### Problem requirements
Reproduce word for word the lines starting at the first one and ending at the line that contains "filter-toolbar: Add Filter", with both of those lines included.
Start of Material for this task
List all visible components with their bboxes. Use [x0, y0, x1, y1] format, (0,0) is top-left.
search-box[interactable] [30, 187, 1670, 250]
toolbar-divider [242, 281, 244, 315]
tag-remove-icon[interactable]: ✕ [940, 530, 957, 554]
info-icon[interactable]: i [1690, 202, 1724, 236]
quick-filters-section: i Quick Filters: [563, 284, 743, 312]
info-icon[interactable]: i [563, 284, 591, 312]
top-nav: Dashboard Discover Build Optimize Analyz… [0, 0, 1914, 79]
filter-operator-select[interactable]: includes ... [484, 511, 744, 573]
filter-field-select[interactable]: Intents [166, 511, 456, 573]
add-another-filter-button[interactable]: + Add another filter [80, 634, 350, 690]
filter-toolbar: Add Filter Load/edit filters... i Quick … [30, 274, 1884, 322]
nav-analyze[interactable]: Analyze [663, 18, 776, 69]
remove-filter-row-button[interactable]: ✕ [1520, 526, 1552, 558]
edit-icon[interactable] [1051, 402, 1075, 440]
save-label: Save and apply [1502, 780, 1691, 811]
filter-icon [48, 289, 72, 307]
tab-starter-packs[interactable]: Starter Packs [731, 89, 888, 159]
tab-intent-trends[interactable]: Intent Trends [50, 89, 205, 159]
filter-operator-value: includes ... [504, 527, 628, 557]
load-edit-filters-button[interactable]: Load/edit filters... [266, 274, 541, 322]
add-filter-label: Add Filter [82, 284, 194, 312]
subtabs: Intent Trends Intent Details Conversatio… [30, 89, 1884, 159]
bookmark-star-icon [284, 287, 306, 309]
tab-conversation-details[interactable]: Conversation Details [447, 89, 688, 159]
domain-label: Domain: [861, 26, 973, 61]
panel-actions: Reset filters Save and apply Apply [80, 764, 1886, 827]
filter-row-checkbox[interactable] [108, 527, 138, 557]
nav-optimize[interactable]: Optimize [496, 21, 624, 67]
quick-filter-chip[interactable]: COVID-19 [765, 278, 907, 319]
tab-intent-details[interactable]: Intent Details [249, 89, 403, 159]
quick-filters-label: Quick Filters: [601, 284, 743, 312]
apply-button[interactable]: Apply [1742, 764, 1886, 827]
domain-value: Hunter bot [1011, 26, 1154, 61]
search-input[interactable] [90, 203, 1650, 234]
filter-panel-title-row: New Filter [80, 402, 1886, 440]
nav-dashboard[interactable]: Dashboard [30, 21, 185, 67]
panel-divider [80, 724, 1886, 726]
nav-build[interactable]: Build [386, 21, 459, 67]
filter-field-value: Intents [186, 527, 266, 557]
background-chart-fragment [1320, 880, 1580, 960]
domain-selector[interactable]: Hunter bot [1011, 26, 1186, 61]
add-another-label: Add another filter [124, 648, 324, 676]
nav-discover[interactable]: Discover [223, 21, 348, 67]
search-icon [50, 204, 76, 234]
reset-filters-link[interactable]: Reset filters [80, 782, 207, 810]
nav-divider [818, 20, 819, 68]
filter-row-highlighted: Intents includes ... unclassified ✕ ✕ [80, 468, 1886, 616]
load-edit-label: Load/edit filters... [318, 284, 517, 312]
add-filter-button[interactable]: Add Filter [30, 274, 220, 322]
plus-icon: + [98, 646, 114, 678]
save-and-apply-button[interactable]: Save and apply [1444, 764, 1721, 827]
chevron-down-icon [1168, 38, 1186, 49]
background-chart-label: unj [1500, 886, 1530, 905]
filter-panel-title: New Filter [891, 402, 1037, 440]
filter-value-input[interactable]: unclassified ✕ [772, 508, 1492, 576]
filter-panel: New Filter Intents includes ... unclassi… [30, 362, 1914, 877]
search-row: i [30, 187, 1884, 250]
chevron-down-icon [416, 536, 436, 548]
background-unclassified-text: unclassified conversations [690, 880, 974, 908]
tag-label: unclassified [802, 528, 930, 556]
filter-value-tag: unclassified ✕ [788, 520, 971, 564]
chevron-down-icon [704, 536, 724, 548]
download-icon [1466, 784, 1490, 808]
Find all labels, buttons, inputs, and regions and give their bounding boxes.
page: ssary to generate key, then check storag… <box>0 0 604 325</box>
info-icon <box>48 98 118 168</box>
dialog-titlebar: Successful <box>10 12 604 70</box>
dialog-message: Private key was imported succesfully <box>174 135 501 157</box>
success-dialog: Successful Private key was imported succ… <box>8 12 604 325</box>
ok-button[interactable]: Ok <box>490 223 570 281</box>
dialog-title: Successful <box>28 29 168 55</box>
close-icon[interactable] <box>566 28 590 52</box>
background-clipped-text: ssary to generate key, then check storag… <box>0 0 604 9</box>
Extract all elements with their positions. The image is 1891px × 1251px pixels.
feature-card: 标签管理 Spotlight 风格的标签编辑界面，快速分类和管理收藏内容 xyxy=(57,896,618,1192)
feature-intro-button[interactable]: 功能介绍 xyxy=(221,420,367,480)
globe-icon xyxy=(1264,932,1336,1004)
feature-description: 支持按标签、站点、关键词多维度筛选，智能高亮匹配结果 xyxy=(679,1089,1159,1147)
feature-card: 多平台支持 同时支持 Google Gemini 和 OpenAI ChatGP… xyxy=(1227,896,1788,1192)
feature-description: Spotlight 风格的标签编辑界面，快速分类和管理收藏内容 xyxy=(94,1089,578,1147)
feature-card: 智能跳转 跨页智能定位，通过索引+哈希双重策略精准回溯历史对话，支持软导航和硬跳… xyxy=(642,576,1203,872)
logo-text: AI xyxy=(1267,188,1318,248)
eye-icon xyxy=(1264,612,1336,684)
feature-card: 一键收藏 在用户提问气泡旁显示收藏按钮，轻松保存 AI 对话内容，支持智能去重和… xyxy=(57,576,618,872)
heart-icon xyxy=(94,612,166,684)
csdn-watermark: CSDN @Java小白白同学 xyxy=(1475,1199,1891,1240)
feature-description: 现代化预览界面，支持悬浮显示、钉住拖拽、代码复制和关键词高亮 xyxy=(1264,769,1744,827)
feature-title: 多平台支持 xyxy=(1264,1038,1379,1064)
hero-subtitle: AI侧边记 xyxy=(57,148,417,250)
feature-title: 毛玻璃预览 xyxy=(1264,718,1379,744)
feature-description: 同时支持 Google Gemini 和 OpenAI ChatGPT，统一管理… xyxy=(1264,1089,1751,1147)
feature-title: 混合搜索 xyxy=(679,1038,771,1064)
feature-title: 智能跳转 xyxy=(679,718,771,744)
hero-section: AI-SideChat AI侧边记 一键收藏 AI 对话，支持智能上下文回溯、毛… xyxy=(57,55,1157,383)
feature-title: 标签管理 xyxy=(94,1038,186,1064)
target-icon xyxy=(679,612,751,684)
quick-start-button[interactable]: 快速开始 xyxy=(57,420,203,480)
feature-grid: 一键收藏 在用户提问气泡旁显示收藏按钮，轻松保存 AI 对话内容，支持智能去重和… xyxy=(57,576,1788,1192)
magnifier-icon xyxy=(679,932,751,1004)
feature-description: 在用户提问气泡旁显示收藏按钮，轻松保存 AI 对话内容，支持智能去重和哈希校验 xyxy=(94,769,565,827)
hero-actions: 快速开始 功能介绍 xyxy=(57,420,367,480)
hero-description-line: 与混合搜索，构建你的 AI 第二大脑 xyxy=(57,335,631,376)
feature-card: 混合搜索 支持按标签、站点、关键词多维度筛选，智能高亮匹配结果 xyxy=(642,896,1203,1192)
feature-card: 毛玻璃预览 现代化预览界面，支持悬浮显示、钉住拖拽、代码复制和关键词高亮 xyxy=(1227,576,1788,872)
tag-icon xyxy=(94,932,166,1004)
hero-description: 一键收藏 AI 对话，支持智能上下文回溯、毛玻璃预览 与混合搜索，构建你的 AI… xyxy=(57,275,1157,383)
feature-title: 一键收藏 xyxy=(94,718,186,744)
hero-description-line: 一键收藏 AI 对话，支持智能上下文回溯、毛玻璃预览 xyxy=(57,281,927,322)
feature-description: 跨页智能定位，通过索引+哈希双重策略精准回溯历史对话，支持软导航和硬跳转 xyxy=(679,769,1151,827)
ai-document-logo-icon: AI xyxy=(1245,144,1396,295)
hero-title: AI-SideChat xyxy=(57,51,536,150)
End of Material for this task
### Solution to the problem
List all visible components with their bboxes. Use [x0, y0, x1, y1] format, (0,0) is top-left.
search-box[interactable] [30, 187, 1670, 250]
toolbar-divider [242, 281, 244, 315]
tag-remove-icon[interactable]: ✕ [940, 530, 957, 554]
info-icon[interactable]: i [1690, 202, 1724, 236]
quick-filters-section: i Quick Filters: [563, 284, 743, 312]
info-icon[interactable]: i [563, 284, 591, 312]
top-nav: Dashboard Discover Build Optimize Analyz… [0, 0, 1914, 79]
filter-operator-select[interactable]: includes ... [484, 511, 744, 573]
filter-field-select[interactable]: Intents [166, 511, 456, 573]
add-another-filter-button[interactable]: + Add another filter [80, 634, 350, 690]
filter-toolbar: Add Filter Load/edit filters... i Quick … [30, 274, 1884, 322]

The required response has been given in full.